Write out the entries below once more, exactly, with the pictures left out.

Stored records
— start —

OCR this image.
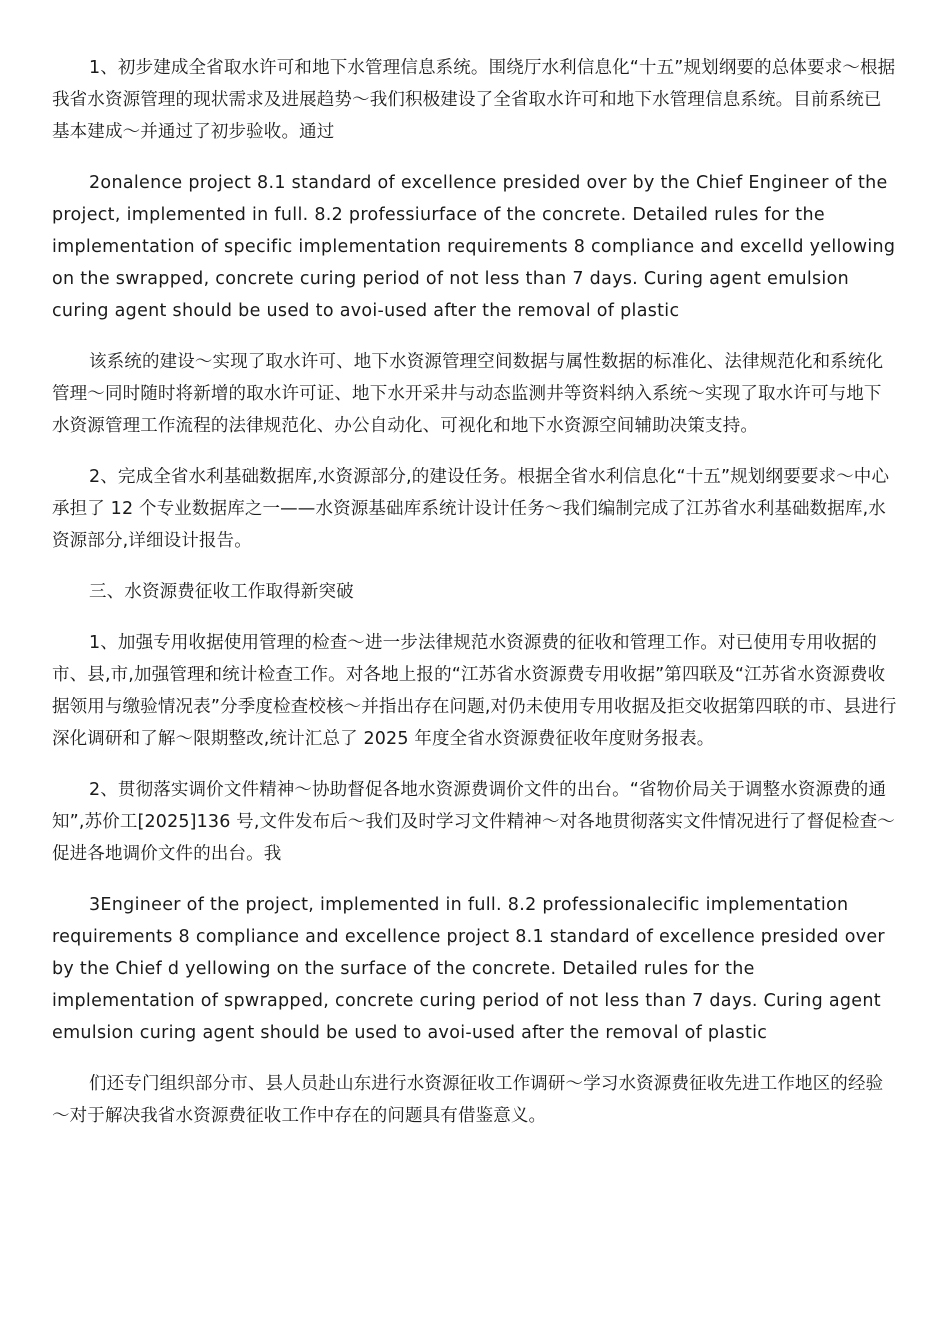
1、初步建成全省取水许可和地下水管理信息系统。围绕厅水利信息化“十五”规划纲要的总体要求～根据我省水资源管理的现状需求及进展趋势～我们积极建设了全省取水许可和地下水管理信息系统。目前系统已基本建成～并通过了初步验收。通过

2onalence project 8.1 standard of excellence presided over by the Chief Engineer of the project, implemented in full. 8.2 professiurface of the concrete. Detailed rules for the implementation of specific implementation requirements 8 compliance and excelld yellowing on the swrapped, concrete curing period of not less than 7 days. Curing agent emulsion curing agent should be used to avoi-used after the removal of plastic

该系统的建设～实现了取水许可、地下水资源管理空间数据与属性数据的标准化、法律规范化和系统化管理～同时随时将新增的取水许可证、地下水开采井与动态监测井等资料纳入系统～实现了取水许可与地下水资源管理工作流程的法律规范化、办公自动化、可视化和地下水资源空间辅助决策支持。

2、完成全省水利基础数据库,水资源部分,的建设任务。根据全省水利信息化“十五”规划纲要要求～中心承担了 12 个专业数据库之一——水资源基础库系统计设计任务～我们编制完成了江苏省水利基础数据库,水资源部分,详细设计报告。

三、水资源费征收工作取得新突破

1、加强专用收据使用管理的检查～进一步法律规范水资源费的征收和管理工作。对已使用专用收据的市、县,市,加强管理和统计检查工作。对各地上报的“江苏省水资源费专用收据”第四联及“江苏省水资源费收据领用与缴验情况表”分季度检查校核～并指出存在问题,对仍未使用专用收据及拒交收据第四联的市、县进行深化调研和了解～限期整改,统计汇总了 2025 年度全省水资源费征收年度财务报表。

2、贯彻落实调价文件精神～协助督促各地水资源费调价文件的出台。“省物价局关于调整水资源费的通知”,苏价工[2025]136 号,文件发布后～我们及时学习文件精神～对各地贯彻落实文件情况进行了督促检查～促进各地调价文件的出台。我

3Engineer of the project, implemented in full. 8.2 professionalecific implementation requirements 8 compliance and excellence project 8.1 standard of excellence presided over by the Chief d yellowing on the surface of the concrete. Detailed rules for the implementation of spwrapped, concrete curing period of not less than 7 days. Curing agent emulsion curing agent should be used to avoi-used after the removal of plastic

们还专门组织部分市、县人员赴山东进行水资源征收工作调研～学习水资源费征收先进工作地区的经验～对于解决我省水资源费征收工作中存在的问题具有借鉴意义。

— end —

### Solution
OCR this image.
1、初步建成全省取水许可和地下水管理信息系统。围绕厅水利信息化“十五”规划纲要的总体要求～根据我省水资源管理的现状需求及进展趋势～我们积极建设了全省取水许可和地下水管理信息系统。目前系统已基本建成～并通过了初步验收。通过

2onalence project 8.1 standard of excellence presided over by the Chief Engineer of the project, implemented in full. 8.2 professiurface of the concrete. Detailed rules for the implementation of specific implementation requirements 8 compliance and excelld yellowing on the swrapped, concrete curing period of not less than 7 days. Curing agent emulsion curing agent should be used to avoi-used after the removal of plastic

该系统的建设～实现了取水许可、地下水资源管理空间数据与属性数据的标准化、法律规范化和系统化管理～同时随时将新增的取水许可证、地下水开采井与动态监测井等资料纳入系统～实现了取水许可与地下水资源管理工作流程的法律规范化、办公自动化、可视化和地下水资源空间辅助决策支持。

2、完成全省水利基础数据库,水资源部分,的建设任务。根据全省水利信息化“十五”规划纲要要求～中心承担了 12 个专业数据库之一——水资源基础库系统计设计任务～我们编制完成了江苏省水利基础数据库,水资源部分,详细设计报告。

三、水资源费征收工作取得新突破

1、加强专用收据使用管理的检查～进一步法律规范水资源费的征收和管理工作。对已使用专用收据的市、县,市,加强管理和统计检查工作。对各地上报的“江苏省水资源费专用收据”第四联及“江苏省水资源费收据领用与缴验情况表”分季度检查校核～并指出存在问题,对仍未使用专用收据及拒交收据第四联的市、县进行深化调研和了解～限期整改,统计汇总了 2025 年度全省水资源费征收年度财务报表。

2、贯彻落实调价文件精神～协助督促各地水资源费调价文件的出台。“省物价局关于调整水资源费的通知”,苏价工[2025]136 号,文件发布后～我们及时学习文件精神～对各地贯彻落实文件情况进行了督促检查～促进各地调价文件的出台。我

3Engineer of the project, implemented in full. 8.2 professionalecific implementation requirements 8 compliance and excellence project 8.1 standard of excellence presided over by the Chief d yellowing on the surface of the concrete. Detailed rules for the implementation of spwrapped, concrete curing period of not less than 7 days. Curing agent emulsion curing agent should be used to avoi-used after the removal of plastic

们还专门组织部分市、县人员赴山东进行水资源征收工作调研～学习水资源费征收先进工作地区的经验～对于解决我省水资源费征收工作中存在的问题具有借鉴意义。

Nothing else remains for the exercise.